Set problem: All of the material below is to be returned exactly.

Dataset excerpts:
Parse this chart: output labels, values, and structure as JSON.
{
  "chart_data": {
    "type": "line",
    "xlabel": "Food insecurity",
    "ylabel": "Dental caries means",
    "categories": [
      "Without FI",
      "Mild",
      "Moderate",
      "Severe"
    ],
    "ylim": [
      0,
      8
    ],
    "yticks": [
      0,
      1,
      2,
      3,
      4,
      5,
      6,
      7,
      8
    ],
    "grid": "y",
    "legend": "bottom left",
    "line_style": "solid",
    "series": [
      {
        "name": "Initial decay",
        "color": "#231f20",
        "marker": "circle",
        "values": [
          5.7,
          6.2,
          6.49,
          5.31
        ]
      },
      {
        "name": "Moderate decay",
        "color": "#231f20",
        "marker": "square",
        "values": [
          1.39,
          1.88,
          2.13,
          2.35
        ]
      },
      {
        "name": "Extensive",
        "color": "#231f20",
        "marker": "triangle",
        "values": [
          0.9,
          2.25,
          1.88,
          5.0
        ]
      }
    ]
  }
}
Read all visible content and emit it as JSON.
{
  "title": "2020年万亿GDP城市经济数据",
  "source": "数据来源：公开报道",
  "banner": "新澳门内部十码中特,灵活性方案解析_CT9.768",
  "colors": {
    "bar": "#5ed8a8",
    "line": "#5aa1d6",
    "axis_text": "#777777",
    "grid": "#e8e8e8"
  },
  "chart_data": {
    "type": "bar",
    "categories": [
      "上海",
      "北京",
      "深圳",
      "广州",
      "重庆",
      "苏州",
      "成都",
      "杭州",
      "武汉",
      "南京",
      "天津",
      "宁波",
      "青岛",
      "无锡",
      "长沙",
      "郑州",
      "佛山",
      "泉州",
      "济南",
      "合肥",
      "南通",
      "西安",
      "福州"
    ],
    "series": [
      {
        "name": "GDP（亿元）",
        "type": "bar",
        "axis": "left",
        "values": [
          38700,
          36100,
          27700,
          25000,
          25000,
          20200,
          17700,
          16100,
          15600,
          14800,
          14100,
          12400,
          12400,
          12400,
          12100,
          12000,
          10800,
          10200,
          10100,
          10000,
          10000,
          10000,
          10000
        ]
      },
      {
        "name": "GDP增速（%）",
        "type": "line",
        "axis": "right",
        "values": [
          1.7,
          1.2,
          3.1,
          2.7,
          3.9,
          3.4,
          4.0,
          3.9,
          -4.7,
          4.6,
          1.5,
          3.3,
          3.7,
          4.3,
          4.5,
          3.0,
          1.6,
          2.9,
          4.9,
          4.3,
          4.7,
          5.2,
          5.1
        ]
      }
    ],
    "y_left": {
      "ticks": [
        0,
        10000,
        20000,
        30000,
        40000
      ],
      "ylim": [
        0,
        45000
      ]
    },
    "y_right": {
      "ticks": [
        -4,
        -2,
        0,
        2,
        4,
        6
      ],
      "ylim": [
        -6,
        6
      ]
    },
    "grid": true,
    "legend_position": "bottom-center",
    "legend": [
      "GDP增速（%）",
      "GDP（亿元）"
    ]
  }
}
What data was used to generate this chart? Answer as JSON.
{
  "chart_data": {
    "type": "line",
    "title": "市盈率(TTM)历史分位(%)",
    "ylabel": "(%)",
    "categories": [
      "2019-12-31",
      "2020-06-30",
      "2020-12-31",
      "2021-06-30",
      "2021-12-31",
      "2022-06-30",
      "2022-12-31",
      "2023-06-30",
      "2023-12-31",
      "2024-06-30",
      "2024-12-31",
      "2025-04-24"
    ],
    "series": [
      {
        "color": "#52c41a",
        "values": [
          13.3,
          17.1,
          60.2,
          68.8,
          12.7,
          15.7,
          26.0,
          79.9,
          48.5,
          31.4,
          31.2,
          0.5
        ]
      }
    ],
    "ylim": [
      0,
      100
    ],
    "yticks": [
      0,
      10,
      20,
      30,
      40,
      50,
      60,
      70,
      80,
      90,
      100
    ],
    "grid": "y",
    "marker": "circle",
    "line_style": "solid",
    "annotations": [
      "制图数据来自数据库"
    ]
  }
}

Expected answer:
Parse this chart: output labels, values, and structure as JSON.
{
  "chart_data": {
    "type": "line",
    "xlabel": "Food insecurity",
    "ylabel": "Dental caries means",
    "categories": [
      "Without FI",
      "Mild",
      "Moderate",
      "Severe"
    ],
    "ylim": [
      0,
      8
    ],
    "yticks": [
      0,
      1,
      2,
      3,
      4,
      5,
      6,
      7,
      8
    ],
    "grid": "y",
    "legend": "bottom left",
    "line_style": "solid",
    "series": [
      {
        "name": "Initial decay",
        "color": "#231f20",
        "marker": "circle",
        "values": [
          5.7,
          6.2,
          6.49,
          5.31
        ]
      },
      {
        "name": "Moderate decay",
        "color": "#231f20",
        "marker": "square",
        "values": [
          1.39,
          1.88,
          2.13,
          2.35
        ]
      },
      {
        "name": "Extensive",
        "color": "#231f20",
        "marker": "triangle",
        "values": [
          0.9,
          2.25,
          1.88,
          5.0
        ]
      }
    ]
  }
}
Read all visible content and emit it as JSON.
{
  "title": "2020年万亿GDP城市经济数据",
  "source": "数据来源：公开报道",
  "banner": "新澳门内部十码中特,灵活性方案解析_CT9.768",
  "colors": {
    "bar": "#5ed8a8",
    "line": "#5aa1d6",
    "axis_text": "#777777",
    "grid": "#e8e8e8"
  },
  "chart_data": {
    "type": "bar",
    "categories": [
      "上海",
      "北京",
      "深圳",
      "广州",
      "重庆",
      "苏州",
      "成都",
      "杭州",
      "武汉",
      "南京",
      "天津",
      "宁波",
      "青岛",
      "无锡",
      "长沙",
      "郑州",
      "佛山",
      "泉州",
      "济南",
      "合肥",
      "南通",
      "西安",
      "福州"
    ],
    "series": [
      {
        "name": "GDP（亿元）",
        "type": "bar",
        "axis": "left",
        "values": [
          38700,
          36100,
          27700,
          25000,
          25000,
          20200,
          17700,
          16100,
          15600,
          14800,
          14100,
          12400,
          12400,
          12400,
          12100,
          12000,
          10800,
          10200,
          10100,
          10000,
          10000,
          10000,
          10000
        ]
      },
      {
        "name": "GDP增速（%）",
        "type": "line",
        "axis": "right",
        "values": [
          1.7,
          1.2,
          3.1,
          2.7,
          3.9,
          3.4,
          4.0,
          3.9,
          -4.7,
          4.6,
          1.5,
          3.3,
          3.7,
          4.3,
          4.5,
          3.0,
          1.6,
          2.9,
          4.9,
          4.3,
          4.7,
          5.2,
          5.1
        ]
      }
    ],
    "y_left": {
      "ticks": [
        0,
        10000,
        20000,
        30000,
        40000
      ],
      "ylim": [
        0,
        45000
      ]
    },
    "y_right": {
      "ticks": [
        -4,
        -2,
        0,
        2,
        4,
        6
      ],
      "ylim": [
        -6,
        6
      ]
    },
    "grid": true,
    "legend_position": "bottom-center",
    "legend": [
      "GDP增速（%）",
      "GDP（亿元）"
    ]
  }
}
What data was used to generate this chart? Answer as JSON.
{
  "chart_data": {
    "type": "line",
    "title": "市盈率(TTM)历史分位(%)",
    "ylabel": "(%)",
    "categories": [
      "2019-12-31",
      "2020-06-30",
      "2020-12-31",
      "2021-06-30",
      "2021-12-31",
      "2022-06-30",
      "2022-12-31",
      "2023-06-30",
      "2023-12-31",
      "2024-06-30",
      "2024-12-31",
      "2025-04-24"
    ],
    "series": [
      {
        "color": "#52c41a",
        "values": [
          13.3,
          17.1,
          60.2,
          68.8,
          12.7,
          15.7,
          26.0,
          79.9,
          48.5,
          31.4,
          31.2,
          0.5
        ]
      }
    ],
    "ylim": [
      0,
      100
    ],
    "yticks": [
      0,
      10,
      20,
      30,
      40,
      50,
      60,
      70,
      80,
      90,
      100
    ],
    "grid": "y",
    "marker": "circle",
    "line_style": "solid",
    "annotations": [
      "制图数据来自数据库"
    ]
  }
}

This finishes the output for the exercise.